Objective:
Each record is to be printed again precisely as it reads.

★ ★ ★ ★ ★

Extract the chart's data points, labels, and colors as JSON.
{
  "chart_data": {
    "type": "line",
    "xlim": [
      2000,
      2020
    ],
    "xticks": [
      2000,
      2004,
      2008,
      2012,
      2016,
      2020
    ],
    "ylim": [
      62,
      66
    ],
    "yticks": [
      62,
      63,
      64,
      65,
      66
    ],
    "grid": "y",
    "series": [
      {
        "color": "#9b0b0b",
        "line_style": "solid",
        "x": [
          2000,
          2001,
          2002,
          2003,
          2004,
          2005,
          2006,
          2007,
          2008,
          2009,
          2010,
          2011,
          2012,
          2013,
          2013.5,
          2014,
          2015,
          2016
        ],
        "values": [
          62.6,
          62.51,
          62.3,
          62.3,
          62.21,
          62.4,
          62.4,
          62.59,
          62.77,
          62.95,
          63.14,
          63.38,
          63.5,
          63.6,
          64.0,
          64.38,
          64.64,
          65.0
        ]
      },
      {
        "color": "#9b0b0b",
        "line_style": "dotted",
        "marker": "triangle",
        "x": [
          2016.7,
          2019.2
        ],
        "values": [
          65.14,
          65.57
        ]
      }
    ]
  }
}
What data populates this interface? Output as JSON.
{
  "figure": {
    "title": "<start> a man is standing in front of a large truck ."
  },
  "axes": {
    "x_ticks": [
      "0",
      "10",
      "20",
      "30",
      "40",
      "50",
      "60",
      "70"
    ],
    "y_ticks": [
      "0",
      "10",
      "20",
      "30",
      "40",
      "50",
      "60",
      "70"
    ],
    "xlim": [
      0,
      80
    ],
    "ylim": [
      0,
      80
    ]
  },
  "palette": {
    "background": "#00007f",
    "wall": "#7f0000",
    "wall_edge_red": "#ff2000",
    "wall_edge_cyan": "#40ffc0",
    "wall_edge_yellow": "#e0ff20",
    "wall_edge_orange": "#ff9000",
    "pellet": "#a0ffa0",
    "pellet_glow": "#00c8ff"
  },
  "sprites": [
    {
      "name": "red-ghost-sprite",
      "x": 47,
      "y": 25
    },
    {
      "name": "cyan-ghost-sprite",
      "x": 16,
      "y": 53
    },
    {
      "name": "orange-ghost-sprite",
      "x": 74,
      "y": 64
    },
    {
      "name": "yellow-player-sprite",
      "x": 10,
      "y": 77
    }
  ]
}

★ ★ ★ ★ ★

Result of this task:
Extract the chart's data points, labels, and colors as JSON.
{
  "chart_data": {
    "type": "line",
    "xlim": [
      2000,
      2020
    ],
    "xticks": [
      2000,
      2004,
      2008,
      2012,
      2016,
      2020
    ],
    "ylim": [
      62,
      66
    ],
    "yticks": [
      62,
      63,
      64,
      65,
      66
    ],
    "grid": "y",
    "series": [
      {
        "color": "#9b0b0b",
        "line_style": "solid",
        "x": [
          2000,
          2001,
          2002,
          2003,
          2004,
          2005,
          2006,
          2007,
          2008,
          2009,
          2010,
          2011,
          2012,
          2013,
          2013.5,
          2014,
          2015,
          2016
        ],
        "values": [
          62.6,
          62.51,
          62.3,
          62.3,
          62.21,
          62.4,
          62.4,
          62.59,
          62.77,
          62.95,
          63.14,
          63.38,
          63.5,
          63.6,
          64.0,
          64.38,
          64.64,
          65.0
        ]
      },
      {
        "color": "#9b0b0b",
        "line_style": "dotted",
        "marker": "triangle",
        "x": [
          2016.7,
          2019.2
        ],
        "values": [
          65.14,
          65.57
        ]
      }
    ]
  }
}
What data populates this interface? Output as JSON.
{
  "figure": {
    "title": "<start> a man is standing in front of a large truck ."
  },
  "axes": {
    "x_ticks": [
      "0",
      "10",
      "20",
      "30",
      "40",
      "50",
      "60",
      "70"
    ],
    "y_ticks": [
      "0",
      "10",
      "20",
      "30",
      "40",
      "50",
      "60",
      "70"
    ],
    "xlim": [
      0,
      80
    ],
    "ylim": [
      0,
      80
    ]
  },
  "palette": {
    "background": "#00007f",
    "wall": "#7f0000",
    "wall_edge_red": "#ff2000",
    "wall_edge_cyan": "#40ffc0",
    "wall_edge_yellow": "#e0ff20",
    "wall_edge_orange": "#ff9000",
    "pellet": "#a0ffa0",
    "pellet_glow": "#00c8ff"
  },
  "sprites": [
    {
      "name": "red-ghost-sprite",
      "x": 47,
      "y": 25
    },
    {
      "name": "cyan-ghost-sprite",
      "x": 16,
      "y": 53
    },
    {
      "name": "orange-ghost-sprite",
      "x": 74,
      "y": 64
    },
    {
      "name": "yellow-player-sprite",
      "x": 10,
      "y": 77
    }
  ]
}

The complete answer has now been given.